▶ _What needs to be done_
Locate the word "facing" in the data below, then copy every line that holds it.

▶ _Dataset rows_

==*==

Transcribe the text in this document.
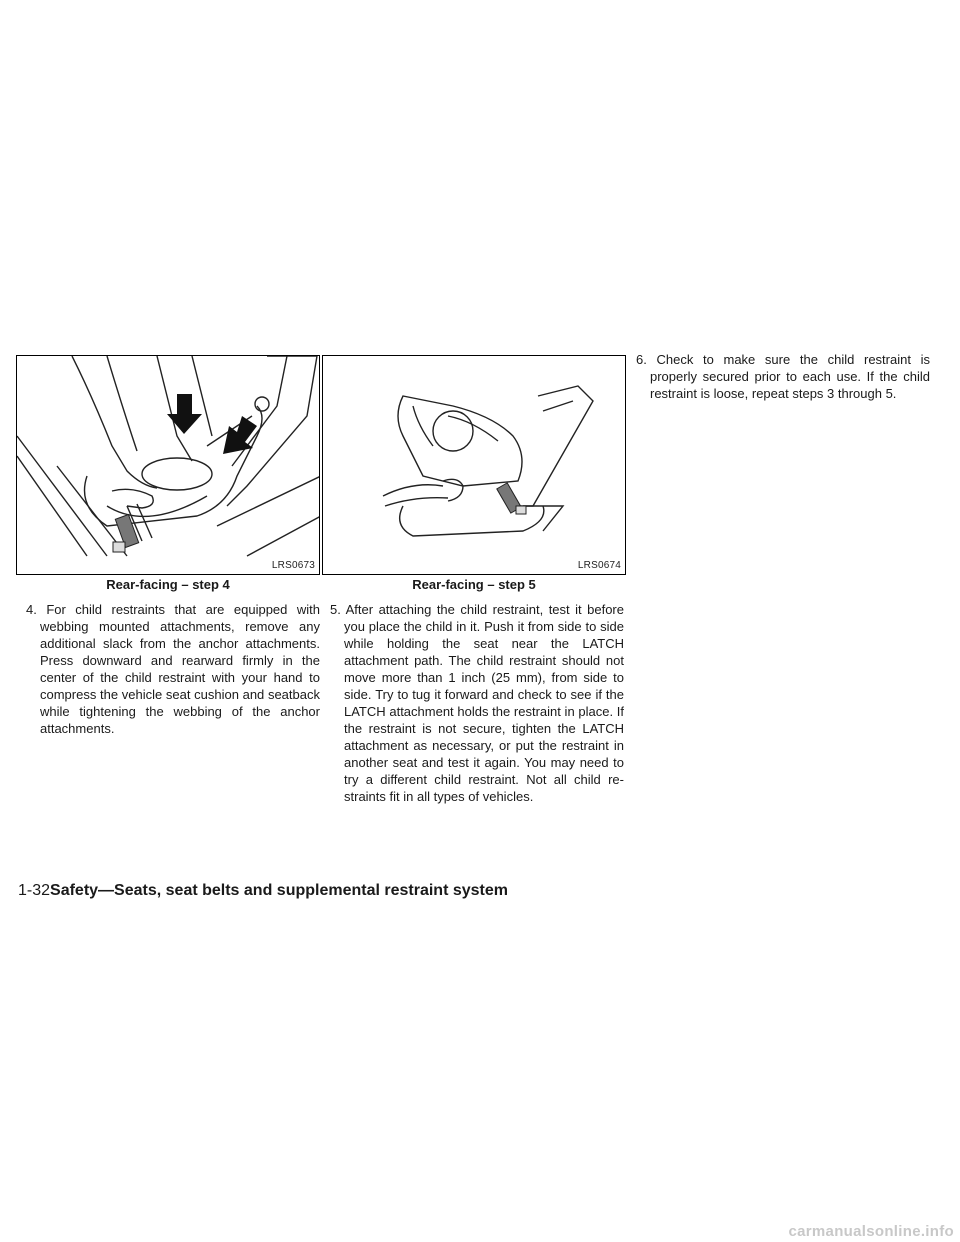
LRS0673
Rear-facing – step 4
LRS0674
Rear-facing – step 5

4. For child restraints that are equipped with webbing mounted attachments, remove any additional slack from the anchor attachments. Press downward and rearward firmly in the center of the child restraint with your hand to compress the vehicle seat cushion and seatback while tightening the webbing of the anchor attachments.

5. After attaching the child restraint, test it before you place the child in it. Push it from side to side while holding the seat near the LATCH attachment path. The child restraint should not move more than 1 inch (25 mm), from side to side. Try to tug it forward and check to see if the LATCH attachment holds the restraint in place. If the restraint is not secure, tighten the LATCH attachment as necessary, or put the restraint in another seat and test it again. You may need to try a different child restraint. Not all child restraints fit in all types of vehicles.

6. Check to make sure the child restraint is properly secured prior to each use. If the child restraint is loose, repeat steps 3 through 5.

1-32Safety—Seats, seat belts and supplemental restraint system
carmanualsonline.info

==*==

▶ _Exercise result_
Rear-facing – step 4
Rear-facing – step 5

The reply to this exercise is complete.